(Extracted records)
## Begin

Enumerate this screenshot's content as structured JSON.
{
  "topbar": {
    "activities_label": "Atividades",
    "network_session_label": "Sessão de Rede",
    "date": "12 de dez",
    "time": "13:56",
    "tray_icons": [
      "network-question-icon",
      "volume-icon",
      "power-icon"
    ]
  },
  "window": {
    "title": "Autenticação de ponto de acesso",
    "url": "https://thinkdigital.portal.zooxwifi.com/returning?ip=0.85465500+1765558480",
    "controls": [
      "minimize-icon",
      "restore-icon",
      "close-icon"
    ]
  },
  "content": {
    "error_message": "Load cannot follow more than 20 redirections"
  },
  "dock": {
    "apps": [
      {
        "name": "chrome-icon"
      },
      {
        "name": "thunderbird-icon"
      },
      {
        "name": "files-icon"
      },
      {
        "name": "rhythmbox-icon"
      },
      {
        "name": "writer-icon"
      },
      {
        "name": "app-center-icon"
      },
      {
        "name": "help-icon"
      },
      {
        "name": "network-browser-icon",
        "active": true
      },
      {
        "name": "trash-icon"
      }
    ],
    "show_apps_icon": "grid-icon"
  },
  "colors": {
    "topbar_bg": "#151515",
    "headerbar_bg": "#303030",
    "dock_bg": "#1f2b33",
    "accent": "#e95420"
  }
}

## End

WHAT YOU NEED TO DO:
Above are the records; copy every line in them that holds the word "name".

RESULT FOR THIS TASK:
        "name": "chrome-icon"
        "name": "thunderbird-icon"
        "name": "files-icon"
        "name": "rhythmbox-icon"
        "name": "writer-icon"
        "name": "app-center-icon"
        "name": "help-icon"
        "name": "network-browser-icon",
        "name": "trash-icon"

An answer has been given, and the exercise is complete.